SHORT PROBLEM
Repeat the records below exactly as they appear.

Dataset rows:
-------

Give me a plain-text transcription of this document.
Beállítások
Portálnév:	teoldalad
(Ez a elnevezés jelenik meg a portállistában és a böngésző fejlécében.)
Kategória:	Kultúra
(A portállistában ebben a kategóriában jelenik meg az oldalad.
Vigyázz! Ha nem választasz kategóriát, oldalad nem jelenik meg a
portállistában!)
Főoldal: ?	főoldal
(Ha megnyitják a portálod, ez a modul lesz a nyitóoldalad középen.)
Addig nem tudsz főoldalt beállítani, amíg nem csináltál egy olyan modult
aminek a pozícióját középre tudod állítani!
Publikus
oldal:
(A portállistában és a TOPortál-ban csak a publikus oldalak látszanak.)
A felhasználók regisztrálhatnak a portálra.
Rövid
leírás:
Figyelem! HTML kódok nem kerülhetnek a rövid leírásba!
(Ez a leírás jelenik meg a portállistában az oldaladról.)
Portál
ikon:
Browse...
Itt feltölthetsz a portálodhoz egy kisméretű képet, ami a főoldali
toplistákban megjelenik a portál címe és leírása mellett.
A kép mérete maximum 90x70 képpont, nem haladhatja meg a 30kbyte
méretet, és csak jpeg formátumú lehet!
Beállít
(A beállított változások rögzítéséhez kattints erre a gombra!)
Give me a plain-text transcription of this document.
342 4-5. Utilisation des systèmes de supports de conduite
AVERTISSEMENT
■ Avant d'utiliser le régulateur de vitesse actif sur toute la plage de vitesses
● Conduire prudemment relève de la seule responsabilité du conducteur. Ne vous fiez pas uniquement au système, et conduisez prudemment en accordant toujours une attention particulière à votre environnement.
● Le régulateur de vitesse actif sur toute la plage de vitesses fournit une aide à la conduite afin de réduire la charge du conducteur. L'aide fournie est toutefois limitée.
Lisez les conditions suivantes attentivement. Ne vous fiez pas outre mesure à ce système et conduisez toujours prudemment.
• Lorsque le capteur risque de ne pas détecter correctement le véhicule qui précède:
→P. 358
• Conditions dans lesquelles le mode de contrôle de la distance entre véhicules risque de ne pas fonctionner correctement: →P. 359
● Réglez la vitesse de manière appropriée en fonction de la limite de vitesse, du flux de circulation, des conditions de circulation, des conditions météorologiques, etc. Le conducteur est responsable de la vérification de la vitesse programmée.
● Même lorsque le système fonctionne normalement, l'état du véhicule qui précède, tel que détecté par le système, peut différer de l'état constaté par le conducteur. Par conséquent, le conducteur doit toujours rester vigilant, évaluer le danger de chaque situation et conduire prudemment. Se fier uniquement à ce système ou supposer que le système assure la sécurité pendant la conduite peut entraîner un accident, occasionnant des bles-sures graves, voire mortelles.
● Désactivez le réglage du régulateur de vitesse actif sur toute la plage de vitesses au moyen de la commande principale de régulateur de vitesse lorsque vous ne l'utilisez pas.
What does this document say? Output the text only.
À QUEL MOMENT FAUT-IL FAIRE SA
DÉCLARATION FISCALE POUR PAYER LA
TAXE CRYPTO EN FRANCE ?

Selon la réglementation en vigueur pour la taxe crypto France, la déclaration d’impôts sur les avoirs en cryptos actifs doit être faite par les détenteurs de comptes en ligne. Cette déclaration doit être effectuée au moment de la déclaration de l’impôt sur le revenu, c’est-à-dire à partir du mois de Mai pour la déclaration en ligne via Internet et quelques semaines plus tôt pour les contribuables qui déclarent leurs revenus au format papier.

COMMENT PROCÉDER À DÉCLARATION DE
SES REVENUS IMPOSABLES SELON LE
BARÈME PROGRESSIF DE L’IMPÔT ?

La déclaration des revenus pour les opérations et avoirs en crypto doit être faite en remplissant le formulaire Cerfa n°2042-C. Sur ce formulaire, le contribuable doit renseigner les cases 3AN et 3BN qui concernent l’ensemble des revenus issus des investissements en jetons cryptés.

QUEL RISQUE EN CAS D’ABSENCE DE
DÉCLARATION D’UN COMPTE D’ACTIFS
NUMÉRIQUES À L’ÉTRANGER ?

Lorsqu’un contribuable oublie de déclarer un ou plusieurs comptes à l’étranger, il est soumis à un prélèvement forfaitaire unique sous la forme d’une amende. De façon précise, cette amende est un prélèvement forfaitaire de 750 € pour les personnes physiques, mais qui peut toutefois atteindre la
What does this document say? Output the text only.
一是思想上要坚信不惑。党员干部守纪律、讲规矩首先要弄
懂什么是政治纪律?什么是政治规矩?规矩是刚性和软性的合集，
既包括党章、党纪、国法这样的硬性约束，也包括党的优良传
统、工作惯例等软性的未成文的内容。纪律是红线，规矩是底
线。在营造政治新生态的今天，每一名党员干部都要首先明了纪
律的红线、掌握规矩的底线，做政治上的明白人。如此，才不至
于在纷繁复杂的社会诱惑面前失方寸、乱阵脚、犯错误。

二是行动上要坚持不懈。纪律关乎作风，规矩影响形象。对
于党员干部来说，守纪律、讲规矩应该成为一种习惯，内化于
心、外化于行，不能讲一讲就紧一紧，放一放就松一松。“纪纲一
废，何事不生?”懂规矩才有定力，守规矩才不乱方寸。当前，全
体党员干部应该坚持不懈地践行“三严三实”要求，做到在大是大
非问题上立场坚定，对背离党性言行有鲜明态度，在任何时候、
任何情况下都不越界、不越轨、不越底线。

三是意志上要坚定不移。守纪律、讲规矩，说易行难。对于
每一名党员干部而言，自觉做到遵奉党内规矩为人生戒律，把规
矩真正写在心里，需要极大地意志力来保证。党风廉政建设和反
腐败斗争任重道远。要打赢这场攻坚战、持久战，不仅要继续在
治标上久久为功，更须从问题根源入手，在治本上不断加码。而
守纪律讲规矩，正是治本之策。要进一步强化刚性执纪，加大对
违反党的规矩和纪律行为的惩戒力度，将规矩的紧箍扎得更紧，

-------

FULL SOLUTION
Give me a plain-text transcription of this document.
Beállítások
Portálnév:	teoldalad
(Ez a elnevezés jelenik meg a portállistában és a böngésző fejlécében.)
Kategória:	Kultúra
(A portállistában ebben a kategóriában jelenik meg az oldalad.
Vigyázz! Ha nem választasz kategóriát, oldalad nem jelenik meg a
portállistában!)
Főoldal: ?	főoldal
(Ha megnyitják a portálod, ez a modul lesz a nyitóoldalad középen.)
Addig nem tudsz főoldalt beállítani, amíg nem csináltál egy olyan modult
aminek a pozícióját középre tudod állítani!
Publikus
oldal:
(A portállistában és a TOPortál-ban csak a publikus oldalak látszanak.)
A felhasználók regisztrálhatnak a portálra.
Rövid
leírás:
Figyelem! HTML kódok nem kerülhetnek a rövid leírásba!
(Ez a leírás jelenik meg a portállistában az oldaladról.)
Portál
ikon:
Browse...
Itt feltölthetsz a portálodhoz egy kisméretű képet, ami a főoldali
toplistákban megjelenik a portál címe és leírása mellett.
A kép mérete maximum 90x70 képpont, nem haladhatja meg a 30kbyte
méretet, és csak jpeg formátumú lehet!
Beállít
(A beállított változások rögzítéséhez kattints erre a gombra!)
Give me a plain-text transcription of this document.
342 4-5. Utilisation des systèmes de supports de conduite
AVERTISSEMENT
■ Avant d'utiliser le régulateur de vitesse actif sur toute la plage de vitesses
● Conduire prudemment relève de la seule responsabilité du conducteur. Ne vous fiez pas uniquement au système, et conduisez prudemment en accordant toujours une attention particulière à votre environnement.
● Le régulateur de vitesse actif sur toute la plage de vitesses fournit une aide à la conduite afin de réduire la charge du conducteur. L'aide fournie est toutefois limitée.
Lisez les conditions suivantes attentivement. Ne vous fiez pas outre mesure à ce système et conduisez toujours prudemment.
• Lorsque le capteur risque de ne pas détecter correctement le véhicule qui précède:
→P. 358
• Conditions dans lesquelles le mode de contrôle de la distance entre véhicules risque de ne pas fonctionner correctement: →P. 359
● Réglez la vitesse de manière appropriée en fonction de la limite de vitesse, du flux de circulation, des conditions de circulation, des conditions météorologiques, etc. Le conducteur est responsable de la vérification de la vitesse programmée.
● Même lorsque le système fonctionne normalement, l'état du véhicule qui précède, tel que détecté par le système, peut différer de l'état constaté par le conducteur. Par conséquent, le conducteur doit toujours rester vigilant, évaluer le danger de chaque situation et conduire prudemment. Se fier uniquement à ce système ou supposer que le système assure la sécurité pendant la conduite peut entraîner un accident, occasionnant des bles-sures graves, voire mortelles.
● Désactivez le réglage du régulateur de vitesse actif sur toute la plage de vitesses au moyen de la commande principale de régulateur de vitesse lorsque vous ne l'utilisez pas.
What does this document say? Output the text only.
À QUEL MOMENT FAUT-IL FAIRE SA
DÉCLARATION FISCALE POUR PAYER LA
TAXE CRYPTO EN FRANCE ?

Selon la réglementation en vigueur pour la taxe crypto France, la déclaration d’impôts sur les avoirs en cryptos actifs doit être faite par les détenteurs de comptes en ligne. Cette déclaration doit être effectuée au moment de la déclaration de l’impôt sur le revenu, c’est-à-dire à partir du mois de Mai pour la déclaration en ligne via Internet et quelques semaines plus tôt pour les contribuables qui déclarent leurs revenus au format papier.

COMMENT PROCÉDER À DÉCLARATION DE
SES REVENUS IMPOSABLES SELON LE
BARÈME PROGRESSIF DE L’IMPÔT ?

La déclaration des revenus pour les opérations et avoirs en crypto doit être faite en remplissant le formulaire Cerfa n°2042-C. Sur ce formulaire, le contribuable doit renseigner les cases 3AN et 3BN qui concernent l’ensemble des revenus issus des investissements en jetons cryptés.

QUEL RISQUE EN CAS D’ABSENCE DE
DÉCLARATION D’UN COMPTE D’ACTIFS
NUMÉRIQUES À L’ÉTRANGER ?

Lorsqu’un contribuable oublie de déclarer un ou plusieurs comptes à l’étranger, il est soumis à un prélèvement forfaitaire unique sous la forme d’une amende. De façon précise, cette amende est un prélèvement forfaitaire de 750 € pour les personnes physiques, mais qui peut toutefois atteindre la
What does this document say? Output the text only.
一是思想上要坚信不惑。党员干部守纪律、讲规矩首先要弄
懂什么是政治纪律?什么是政治规矩?规矩是刚性和软性的合集，
既包括党章、党纪、国法这样的硬性约束，也包括党的优良传
统、工作惯例等软性的未成文的内容。纪律是红线，规矩是底
线。在营造政治新生态的今天，每一名党员干部都要首先明了纪
律的红线、掌握规矩的底线，做政治上的明白人。如此，才不至
于在纷繁复杂的社会诱惑面前失方寸、乱阵脚、犯错误。

二是行动上要坚持不懈。纪律关乎作风，规矩影响形象。对
于党员干部来说，守纪律、讲规矩应该成为一种习惯，内化于
心、外化于行，不能讲一讲就紧一紧，放一放就松一松。“纪纲一
废，何事不生?”懂规矩才有定力，守规矩才不乱方寸。当前，全
体党员干部应该坚持不懈地践行“三严三实”要求，做到在大是大
非问题上立场坚定，对背离党性言行有鲜明态度，在任何时候、
任何情况下都不越界、不越轨、不越底线。

三是意志上要坚定不移。守纪律、讲规矩，说易行难。对于
每一名党员干部而言，自觉做到遵奉党内规矩为人生戒律，把规
矩真正写在心里，需要极大地意志力来保证。党风廉政建设和反
腐败斗争任重道远。要打赢这场攻坚战、持久战，不仅要继续在
治标上久久为功，更须从问题根源入手，在治本上不断加码。而
守纪律讲规矩，正是治本之策。要进一步强化刚性执纪，加大对
违反党的规矩和纪律行为的惩戒力度，将规矩的紧箍扎得更紧，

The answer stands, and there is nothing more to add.